§ Set problem: Filter the records below and copy every line containing the word "between".

[Saved entries]

* Start *

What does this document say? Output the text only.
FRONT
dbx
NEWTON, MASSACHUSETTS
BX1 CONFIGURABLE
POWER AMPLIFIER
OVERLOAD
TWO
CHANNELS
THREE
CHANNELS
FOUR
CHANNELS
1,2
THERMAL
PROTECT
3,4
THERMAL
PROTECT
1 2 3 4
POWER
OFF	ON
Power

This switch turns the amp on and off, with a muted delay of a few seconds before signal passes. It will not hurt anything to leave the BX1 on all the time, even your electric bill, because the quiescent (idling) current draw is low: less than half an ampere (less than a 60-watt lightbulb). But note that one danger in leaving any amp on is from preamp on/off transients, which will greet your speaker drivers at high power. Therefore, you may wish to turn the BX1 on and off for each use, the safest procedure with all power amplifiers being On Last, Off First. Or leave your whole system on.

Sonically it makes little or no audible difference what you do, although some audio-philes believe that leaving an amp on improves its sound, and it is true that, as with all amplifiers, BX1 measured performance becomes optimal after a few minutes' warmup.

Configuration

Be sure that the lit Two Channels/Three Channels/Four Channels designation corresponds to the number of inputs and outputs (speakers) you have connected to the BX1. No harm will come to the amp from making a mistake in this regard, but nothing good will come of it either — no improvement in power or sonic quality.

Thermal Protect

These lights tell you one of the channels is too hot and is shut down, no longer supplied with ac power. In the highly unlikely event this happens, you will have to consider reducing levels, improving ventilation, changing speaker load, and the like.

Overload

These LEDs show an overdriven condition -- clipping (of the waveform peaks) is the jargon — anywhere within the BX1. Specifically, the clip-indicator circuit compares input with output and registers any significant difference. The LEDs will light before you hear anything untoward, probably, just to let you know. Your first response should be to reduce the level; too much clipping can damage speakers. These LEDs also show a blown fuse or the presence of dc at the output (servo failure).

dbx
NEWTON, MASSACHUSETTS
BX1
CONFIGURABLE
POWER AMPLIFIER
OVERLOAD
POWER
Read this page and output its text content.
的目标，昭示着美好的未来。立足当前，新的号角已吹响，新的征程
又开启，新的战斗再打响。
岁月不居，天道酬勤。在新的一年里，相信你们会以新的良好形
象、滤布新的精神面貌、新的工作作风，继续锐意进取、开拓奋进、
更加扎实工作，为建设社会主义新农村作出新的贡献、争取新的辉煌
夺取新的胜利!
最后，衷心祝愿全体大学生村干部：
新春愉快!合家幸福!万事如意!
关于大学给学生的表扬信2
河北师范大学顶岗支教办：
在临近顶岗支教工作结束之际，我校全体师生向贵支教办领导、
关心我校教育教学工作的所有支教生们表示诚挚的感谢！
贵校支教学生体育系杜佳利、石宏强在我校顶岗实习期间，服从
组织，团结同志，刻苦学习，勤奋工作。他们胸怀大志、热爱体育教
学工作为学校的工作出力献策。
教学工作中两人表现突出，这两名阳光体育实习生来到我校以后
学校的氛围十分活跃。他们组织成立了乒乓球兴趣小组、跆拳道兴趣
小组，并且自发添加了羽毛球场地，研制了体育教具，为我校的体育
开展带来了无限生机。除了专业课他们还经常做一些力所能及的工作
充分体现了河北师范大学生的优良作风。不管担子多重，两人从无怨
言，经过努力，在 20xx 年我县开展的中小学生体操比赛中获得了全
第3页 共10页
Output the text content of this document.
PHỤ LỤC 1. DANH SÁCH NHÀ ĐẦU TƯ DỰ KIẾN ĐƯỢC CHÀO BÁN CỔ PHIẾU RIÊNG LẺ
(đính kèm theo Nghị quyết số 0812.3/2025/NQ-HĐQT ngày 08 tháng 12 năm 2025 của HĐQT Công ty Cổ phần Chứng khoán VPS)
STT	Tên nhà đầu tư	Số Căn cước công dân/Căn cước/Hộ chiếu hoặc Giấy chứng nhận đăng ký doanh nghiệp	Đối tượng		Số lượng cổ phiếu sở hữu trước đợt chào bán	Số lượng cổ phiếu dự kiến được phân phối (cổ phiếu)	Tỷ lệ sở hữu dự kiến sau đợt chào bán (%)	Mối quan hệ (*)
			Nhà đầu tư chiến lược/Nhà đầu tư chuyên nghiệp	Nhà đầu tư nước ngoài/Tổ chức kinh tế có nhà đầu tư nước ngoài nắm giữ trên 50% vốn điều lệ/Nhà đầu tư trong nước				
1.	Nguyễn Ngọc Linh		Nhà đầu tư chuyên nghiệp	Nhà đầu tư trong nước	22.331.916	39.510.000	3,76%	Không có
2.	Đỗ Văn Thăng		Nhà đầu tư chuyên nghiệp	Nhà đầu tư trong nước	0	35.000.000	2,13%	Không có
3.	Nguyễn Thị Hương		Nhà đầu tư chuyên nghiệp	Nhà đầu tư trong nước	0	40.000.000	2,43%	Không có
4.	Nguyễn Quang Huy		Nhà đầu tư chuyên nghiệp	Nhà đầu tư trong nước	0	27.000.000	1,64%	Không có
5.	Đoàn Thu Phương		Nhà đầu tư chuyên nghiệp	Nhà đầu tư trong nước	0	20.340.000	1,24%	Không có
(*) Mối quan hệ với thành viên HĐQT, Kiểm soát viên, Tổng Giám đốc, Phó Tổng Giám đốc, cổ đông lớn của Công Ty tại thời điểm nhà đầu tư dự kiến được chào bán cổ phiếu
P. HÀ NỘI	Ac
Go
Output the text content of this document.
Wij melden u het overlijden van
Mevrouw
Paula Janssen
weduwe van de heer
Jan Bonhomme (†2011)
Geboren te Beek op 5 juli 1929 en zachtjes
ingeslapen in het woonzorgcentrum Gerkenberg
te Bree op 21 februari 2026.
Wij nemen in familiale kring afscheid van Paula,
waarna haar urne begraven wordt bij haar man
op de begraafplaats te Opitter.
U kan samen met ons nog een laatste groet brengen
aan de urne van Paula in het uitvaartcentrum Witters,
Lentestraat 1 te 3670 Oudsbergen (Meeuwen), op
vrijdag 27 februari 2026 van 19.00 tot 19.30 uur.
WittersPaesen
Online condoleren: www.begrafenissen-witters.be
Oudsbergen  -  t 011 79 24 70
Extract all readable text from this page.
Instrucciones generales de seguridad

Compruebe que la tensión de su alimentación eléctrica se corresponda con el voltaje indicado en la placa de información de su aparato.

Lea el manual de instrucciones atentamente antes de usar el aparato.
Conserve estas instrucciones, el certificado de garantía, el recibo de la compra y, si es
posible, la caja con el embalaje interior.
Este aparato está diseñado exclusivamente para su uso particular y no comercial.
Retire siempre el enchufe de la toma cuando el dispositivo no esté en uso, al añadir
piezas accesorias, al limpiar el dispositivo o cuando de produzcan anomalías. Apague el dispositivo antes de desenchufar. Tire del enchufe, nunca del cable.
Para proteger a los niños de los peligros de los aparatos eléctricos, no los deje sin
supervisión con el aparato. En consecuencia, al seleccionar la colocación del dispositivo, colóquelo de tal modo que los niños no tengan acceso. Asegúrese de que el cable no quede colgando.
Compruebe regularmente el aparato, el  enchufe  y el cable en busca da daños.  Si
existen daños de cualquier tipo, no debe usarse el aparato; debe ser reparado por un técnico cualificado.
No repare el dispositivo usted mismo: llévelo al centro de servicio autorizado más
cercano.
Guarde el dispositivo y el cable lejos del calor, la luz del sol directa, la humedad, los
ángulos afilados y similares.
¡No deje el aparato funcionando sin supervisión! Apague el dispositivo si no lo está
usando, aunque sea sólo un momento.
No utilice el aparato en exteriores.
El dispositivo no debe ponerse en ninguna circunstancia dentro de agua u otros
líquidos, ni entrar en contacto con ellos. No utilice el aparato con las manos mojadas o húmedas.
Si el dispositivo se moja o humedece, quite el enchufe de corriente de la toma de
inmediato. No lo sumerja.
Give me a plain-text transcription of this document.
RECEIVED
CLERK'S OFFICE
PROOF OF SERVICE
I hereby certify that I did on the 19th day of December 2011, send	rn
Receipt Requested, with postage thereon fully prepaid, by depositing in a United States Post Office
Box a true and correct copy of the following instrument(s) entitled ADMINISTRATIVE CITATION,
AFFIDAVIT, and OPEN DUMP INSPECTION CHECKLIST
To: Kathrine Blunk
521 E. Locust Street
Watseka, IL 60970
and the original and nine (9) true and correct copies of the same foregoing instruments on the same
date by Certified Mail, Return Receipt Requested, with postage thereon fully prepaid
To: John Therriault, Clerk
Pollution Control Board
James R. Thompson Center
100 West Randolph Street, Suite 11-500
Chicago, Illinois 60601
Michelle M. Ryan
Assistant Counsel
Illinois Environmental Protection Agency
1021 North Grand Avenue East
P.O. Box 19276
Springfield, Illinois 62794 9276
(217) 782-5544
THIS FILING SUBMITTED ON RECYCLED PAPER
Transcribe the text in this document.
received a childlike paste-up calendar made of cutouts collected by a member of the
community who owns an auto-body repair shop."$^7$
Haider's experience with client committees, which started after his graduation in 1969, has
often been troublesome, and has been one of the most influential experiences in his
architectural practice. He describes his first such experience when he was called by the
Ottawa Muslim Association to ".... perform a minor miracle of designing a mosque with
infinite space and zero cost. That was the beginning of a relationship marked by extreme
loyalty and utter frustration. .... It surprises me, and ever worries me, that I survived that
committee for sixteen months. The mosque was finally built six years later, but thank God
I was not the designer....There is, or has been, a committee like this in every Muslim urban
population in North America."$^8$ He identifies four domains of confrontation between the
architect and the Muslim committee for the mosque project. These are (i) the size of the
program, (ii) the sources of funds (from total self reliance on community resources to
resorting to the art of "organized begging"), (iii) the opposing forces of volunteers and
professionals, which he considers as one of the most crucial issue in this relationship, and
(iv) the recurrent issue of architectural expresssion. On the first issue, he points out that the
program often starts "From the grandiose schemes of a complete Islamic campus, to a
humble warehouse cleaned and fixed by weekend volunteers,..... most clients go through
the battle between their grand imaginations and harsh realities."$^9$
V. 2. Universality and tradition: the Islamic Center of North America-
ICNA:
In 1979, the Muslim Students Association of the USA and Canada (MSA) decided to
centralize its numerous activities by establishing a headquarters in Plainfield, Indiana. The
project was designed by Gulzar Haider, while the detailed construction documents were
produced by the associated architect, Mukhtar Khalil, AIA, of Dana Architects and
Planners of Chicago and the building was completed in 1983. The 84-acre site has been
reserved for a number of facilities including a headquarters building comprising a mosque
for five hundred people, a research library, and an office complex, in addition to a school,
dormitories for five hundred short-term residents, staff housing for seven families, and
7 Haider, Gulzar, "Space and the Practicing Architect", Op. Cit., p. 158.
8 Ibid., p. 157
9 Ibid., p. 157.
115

* End *

§ Right answer:
population in North America."$^8$ He identifies four domains of confrontation between the
the battle between their grand imaginations and harsh realities."$^9$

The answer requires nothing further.